What to work on -> Copy every line in which the string "Cracking" occurs.

┌─ Dataset rows

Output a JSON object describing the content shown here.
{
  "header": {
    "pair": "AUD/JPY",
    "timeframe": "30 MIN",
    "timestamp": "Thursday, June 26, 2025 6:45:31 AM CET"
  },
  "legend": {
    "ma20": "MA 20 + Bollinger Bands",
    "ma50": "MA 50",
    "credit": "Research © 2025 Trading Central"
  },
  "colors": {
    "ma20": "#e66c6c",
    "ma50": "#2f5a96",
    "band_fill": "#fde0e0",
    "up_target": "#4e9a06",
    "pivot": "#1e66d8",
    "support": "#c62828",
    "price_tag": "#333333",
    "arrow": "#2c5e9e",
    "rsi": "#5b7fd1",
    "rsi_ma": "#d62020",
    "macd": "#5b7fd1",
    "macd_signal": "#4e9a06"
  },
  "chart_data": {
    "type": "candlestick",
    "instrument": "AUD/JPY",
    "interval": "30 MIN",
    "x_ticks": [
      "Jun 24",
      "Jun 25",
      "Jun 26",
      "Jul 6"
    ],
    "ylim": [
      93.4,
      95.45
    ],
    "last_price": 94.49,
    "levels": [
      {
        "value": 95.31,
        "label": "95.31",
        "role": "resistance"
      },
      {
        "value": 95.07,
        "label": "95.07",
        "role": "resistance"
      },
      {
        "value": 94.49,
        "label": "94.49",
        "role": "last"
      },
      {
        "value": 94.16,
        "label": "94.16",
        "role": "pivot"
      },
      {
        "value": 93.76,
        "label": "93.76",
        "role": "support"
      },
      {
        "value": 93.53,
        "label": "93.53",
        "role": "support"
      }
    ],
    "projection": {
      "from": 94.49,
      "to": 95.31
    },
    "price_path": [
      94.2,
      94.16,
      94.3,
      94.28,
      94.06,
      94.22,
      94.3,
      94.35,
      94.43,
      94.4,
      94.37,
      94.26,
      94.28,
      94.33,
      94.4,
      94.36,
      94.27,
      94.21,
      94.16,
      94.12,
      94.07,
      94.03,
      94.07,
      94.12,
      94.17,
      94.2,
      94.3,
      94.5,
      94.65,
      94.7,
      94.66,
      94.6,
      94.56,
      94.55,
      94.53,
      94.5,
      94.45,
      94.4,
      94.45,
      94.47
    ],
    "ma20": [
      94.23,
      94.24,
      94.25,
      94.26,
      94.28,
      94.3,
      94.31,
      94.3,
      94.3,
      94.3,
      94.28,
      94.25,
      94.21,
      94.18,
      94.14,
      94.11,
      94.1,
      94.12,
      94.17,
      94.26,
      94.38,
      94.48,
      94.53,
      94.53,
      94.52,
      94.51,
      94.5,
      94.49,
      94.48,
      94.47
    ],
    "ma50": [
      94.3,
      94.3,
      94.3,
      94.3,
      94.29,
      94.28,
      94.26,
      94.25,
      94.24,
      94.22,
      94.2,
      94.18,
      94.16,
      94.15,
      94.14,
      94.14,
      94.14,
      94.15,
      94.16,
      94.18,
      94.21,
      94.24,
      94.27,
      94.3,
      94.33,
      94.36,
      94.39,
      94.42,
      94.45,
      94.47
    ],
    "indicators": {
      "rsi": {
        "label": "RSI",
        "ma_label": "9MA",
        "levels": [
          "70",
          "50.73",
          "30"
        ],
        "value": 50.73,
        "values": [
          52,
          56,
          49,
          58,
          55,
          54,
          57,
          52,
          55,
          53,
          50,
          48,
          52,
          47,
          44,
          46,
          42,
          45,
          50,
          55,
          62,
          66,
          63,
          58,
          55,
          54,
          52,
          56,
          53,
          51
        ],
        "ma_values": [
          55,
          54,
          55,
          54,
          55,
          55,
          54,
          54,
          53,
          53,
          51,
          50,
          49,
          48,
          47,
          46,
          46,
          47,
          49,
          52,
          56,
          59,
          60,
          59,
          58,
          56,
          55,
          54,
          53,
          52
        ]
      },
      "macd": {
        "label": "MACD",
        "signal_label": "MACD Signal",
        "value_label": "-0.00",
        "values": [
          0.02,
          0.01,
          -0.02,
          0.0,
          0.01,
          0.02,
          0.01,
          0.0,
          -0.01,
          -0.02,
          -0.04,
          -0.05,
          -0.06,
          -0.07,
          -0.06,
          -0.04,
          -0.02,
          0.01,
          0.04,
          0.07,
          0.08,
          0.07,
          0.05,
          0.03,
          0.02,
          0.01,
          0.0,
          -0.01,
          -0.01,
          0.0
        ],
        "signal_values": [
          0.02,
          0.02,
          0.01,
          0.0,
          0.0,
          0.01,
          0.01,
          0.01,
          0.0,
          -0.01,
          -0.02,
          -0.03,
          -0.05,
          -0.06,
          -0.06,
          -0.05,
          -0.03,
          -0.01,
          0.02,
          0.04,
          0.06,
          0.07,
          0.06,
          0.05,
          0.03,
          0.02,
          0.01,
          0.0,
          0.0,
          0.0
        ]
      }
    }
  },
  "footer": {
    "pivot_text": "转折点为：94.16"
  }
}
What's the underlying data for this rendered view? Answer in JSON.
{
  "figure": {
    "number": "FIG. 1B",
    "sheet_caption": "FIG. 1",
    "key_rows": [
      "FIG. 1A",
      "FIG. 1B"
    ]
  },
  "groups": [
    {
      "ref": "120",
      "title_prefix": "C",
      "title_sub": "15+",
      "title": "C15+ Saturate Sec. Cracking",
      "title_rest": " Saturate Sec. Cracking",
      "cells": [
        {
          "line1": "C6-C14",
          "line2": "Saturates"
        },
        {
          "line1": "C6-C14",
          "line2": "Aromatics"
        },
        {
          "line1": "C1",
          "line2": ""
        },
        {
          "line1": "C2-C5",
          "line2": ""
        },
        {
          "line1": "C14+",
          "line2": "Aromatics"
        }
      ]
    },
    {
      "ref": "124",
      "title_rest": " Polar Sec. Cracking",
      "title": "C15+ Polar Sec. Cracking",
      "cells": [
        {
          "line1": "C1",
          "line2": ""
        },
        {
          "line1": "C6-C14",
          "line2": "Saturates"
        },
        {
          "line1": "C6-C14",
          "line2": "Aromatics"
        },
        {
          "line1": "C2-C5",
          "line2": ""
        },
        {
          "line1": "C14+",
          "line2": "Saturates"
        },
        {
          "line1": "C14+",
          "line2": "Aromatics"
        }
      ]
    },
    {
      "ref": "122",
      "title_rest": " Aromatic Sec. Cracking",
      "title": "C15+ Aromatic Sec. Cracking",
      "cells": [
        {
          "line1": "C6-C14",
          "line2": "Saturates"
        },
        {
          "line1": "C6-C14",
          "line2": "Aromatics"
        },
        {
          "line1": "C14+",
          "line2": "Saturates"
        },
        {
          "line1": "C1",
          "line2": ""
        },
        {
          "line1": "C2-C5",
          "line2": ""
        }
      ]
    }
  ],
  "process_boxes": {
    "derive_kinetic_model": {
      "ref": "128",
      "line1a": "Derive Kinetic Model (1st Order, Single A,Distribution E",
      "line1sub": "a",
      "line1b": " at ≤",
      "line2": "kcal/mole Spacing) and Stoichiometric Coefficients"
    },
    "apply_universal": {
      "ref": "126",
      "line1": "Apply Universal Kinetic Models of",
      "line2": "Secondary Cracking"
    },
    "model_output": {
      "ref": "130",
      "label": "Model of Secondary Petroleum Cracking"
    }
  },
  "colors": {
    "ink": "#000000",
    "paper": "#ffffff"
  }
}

└─

Reply to the task ->
      "title": "C15+ Saturate Sec. Cracking",
      "title_rest": " Saturate Sec. Cracking",
      "title_rest": " Polar Sec. Cracking",
      "title": "C15+ Polar Sec. Cracking",
      "title_rest": " Aromatic Sec. Cracking",
      "title": "C15+ Aromatic Sec. Cracking",
      "line2": "Secondary Cracking"
      "label": "Model of Secondary Petroleum Cracking"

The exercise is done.